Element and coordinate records
____

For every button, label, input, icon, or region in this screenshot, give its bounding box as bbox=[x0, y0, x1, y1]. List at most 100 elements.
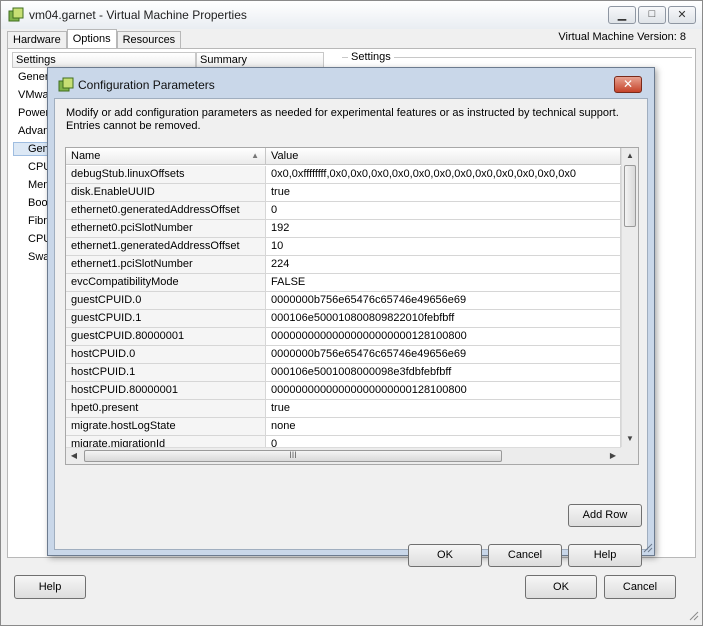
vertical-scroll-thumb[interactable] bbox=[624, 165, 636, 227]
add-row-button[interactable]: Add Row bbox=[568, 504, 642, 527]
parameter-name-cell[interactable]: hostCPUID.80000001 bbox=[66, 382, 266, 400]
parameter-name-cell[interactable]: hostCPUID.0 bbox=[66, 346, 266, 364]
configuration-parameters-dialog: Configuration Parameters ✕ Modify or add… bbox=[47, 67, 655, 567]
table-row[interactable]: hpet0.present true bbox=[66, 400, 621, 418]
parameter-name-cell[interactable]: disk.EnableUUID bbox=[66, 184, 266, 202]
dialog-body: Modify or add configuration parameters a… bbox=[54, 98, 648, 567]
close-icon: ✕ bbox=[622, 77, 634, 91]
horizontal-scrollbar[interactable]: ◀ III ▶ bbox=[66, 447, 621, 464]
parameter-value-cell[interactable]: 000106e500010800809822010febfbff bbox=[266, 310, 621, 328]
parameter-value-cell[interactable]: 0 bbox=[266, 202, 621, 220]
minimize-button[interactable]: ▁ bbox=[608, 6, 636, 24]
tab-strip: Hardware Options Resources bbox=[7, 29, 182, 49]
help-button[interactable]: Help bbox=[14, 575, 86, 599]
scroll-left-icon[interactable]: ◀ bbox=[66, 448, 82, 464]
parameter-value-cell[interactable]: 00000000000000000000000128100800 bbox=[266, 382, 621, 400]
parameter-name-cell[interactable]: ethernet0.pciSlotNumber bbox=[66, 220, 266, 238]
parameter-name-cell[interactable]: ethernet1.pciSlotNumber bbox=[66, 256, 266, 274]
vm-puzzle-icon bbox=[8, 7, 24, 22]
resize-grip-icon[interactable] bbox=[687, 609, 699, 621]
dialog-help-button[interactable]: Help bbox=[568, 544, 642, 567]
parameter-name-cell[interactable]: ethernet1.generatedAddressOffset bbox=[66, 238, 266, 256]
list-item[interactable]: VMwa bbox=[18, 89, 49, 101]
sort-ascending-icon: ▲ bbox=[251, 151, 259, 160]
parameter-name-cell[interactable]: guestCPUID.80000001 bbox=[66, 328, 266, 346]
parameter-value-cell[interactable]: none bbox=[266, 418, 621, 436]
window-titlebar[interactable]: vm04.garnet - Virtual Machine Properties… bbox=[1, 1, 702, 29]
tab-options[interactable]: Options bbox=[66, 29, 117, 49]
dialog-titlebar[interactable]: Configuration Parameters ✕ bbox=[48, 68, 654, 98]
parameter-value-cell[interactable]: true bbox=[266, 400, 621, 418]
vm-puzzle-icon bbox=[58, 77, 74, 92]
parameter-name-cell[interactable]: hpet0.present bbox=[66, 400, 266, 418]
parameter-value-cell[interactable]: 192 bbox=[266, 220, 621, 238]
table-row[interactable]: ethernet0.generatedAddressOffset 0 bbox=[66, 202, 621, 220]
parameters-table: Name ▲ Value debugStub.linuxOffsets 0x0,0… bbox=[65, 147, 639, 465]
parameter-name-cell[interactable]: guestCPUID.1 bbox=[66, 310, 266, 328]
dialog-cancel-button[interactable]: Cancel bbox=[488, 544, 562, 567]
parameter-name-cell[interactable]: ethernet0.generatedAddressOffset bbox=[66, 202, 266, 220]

____

§ Direction: Update the stretch of the material from the line containing "vertical-scroll-thumb[interactable] bbox=[624, 165, 636, 227]" through the line containing "table-row[interactable]: hpet0.present true", changing every "interactable" to "clickable" and keeping everything else the same.

§ The solution:
vertical-scroll-thumb[clickable] bbox=[624, 165, 636, 227]
add-row-button[clickable]: Add Row bbox=[568, 504, 642, 527]
parameter-name-cell[clickable]: hostCPUID.80000001 bbox=[66, 382, 266, 400]
parameter-name-cell[clickable]: hostCPUID.0 bbox=[66, 346, 266, 364]
configuration-parameters-dialog: Configuration Parameters ✕ Modify or add… bbox=[47, 67, 655, 567]
table-row[clickable]: hpet0.present true bbox=[66, 400, 621, 418]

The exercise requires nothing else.